══ MATERIAL PROVIDED

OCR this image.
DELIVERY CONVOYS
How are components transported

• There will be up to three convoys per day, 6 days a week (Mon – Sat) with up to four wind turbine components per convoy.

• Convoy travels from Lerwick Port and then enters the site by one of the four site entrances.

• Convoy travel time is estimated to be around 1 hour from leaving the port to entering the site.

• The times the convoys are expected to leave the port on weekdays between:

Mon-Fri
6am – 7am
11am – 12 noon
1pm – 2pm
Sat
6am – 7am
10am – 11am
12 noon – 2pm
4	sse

════
══ MATERIAL PROVIDED

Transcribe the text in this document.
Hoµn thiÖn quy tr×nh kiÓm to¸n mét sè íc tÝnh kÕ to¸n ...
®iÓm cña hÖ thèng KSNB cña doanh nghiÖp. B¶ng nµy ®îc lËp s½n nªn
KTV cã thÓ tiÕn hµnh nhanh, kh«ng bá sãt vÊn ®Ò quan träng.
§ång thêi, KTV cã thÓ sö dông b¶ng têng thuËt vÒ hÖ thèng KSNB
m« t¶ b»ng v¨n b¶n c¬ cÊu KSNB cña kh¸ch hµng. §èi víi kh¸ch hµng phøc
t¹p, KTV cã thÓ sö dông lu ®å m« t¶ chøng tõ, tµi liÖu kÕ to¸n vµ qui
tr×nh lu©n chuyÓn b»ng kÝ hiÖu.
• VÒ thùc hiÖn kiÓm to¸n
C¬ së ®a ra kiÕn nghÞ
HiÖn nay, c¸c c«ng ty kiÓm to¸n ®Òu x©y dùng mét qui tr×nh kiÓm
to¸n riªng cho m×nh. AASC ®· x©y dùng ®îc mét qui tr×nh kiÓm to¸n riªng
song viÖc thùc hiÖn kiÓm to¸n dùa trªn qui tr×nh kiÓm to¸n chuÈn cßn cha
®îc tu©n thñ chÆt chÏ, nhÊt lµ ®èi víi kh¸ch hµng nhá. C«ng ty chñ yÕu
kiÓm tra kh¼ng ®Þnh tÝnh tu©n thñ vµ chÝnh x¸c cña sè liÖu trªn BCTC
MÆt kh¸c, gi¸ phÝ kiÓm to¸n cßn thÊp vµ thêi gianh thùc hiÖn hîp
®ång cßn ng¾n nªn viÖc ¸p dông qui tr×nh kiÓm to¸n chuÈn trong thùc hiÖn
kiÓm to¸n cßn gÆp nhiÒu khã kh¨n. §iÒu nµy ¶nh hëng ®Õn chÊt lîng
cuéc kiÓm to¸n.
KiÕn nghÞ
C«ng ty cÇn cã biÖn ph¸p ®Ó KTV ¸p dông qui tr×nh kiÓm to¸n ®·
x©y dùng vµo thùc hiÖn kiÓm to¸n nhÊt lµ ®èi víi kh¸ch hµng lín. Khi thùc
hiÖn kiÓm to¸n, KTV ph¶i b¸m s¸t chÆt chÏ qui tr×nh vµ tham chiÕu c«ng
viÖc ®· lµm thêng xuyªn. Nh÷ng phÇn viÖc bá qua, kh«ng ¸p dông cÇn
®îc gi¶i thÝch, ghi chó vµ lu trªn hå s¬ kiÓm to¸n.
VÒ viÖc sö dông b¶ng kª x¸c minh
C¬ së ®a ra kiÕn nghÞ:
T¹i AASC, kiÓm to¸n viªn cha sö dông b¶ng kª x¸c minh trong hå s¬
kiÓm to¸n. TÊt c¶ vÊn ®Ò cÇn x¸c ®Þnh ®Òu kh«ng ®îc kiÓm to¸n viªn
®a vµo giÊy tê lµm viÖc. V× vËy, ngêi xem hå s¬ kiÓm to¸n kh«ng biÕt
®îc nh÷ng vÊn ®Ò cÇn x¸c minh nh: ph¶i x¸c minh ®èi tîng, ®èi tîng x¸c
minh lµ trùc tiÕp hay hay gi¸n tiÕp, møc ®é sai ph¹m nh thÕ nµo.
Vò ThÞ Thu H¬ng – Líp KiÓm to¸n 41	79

════

> **THE PROBLEM**: Search the records above for the string "from". Copy every line that contains it.

> **COMPLETE OUTPUT**:
• Convoy travels from Lerwick Port and then enters the site by one of the four site entrances.
• Convoy travel time is estimated to be around 1 hour from leaving the port to entering the site.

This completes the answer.